** Task input **
────
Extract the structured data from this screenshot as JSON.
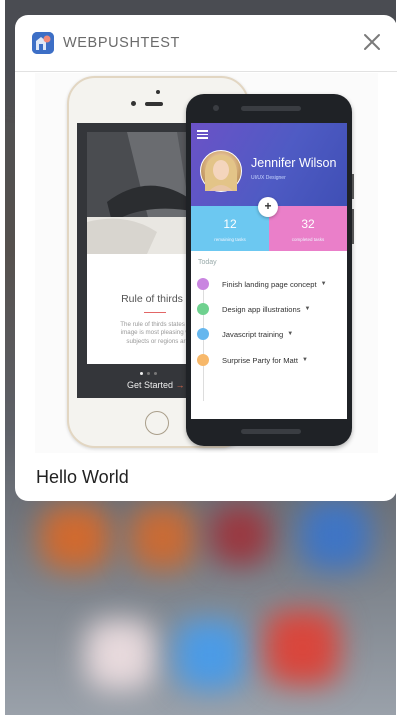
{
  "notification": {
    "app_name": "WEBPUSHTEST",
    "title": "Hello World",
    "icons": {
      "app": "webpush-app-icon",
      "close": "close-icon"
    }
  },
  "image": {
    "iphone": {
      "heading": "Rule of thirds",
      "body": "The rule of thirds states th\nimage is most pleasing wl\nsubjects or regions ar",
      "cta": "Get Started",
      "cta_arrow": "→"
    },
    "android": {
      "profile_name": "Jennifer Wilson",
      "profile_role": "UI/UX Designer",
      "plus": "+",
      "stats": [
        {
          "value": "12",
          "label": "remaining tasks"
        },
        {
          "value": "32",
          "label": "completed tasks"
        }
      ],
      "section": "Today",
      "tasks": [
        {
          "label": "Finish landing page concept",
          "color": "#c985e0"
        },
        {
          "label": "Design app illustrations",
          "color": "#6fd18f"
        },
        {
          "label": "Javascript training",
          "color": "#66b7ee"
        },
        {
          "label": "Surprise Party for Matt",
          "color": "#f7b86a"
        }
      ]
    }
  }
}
────
** Set problem **
Print the entries above exactly, taking out only the pictures.

** Exercise solution **
Extract the structured data from this screenshot as JSON.
{
  "notification": {
    "app_name": "WEBPUSHTEST",
    "title": "Hello World",
    "icons": {
      "app": "webpush-app-icon",
      "close": "close-icon"
    }
  },
  "image": {
    "iphone": {
      "heading": "Rule of thirds",
      "body": "The rule of thirds states th\nimage is most pleasing wl\nsubjects or regions ar",
      "cta": "Get Started",
      "cta_arrow": "→"
    },
    "android": {
      "profile_name": "Jennifer Wilson",
      "profile_role": "UI/UX Designer",
      "plus": "+",
      "stats": [
        {
          "value": "12",
          "label": "remaining tasks"
        },
        {
          "value": "32",
          "label": "completed tasks"
        }
      ],
      "section": "Today",
      "tasks": [
        {
          "label": "Finish landing page concept",
          "color": "#c985e0"
        },
        {
          "label": "Design app illustrations",
          "color": "#6fd18f"
        },
        {
          "label": "Javascript training",
          "color": "#66b7ee"
        },
        {
          "label": "Surprise Party for Matt",
          "color": "#f7b86a"
        }
      ]
    }
  }
}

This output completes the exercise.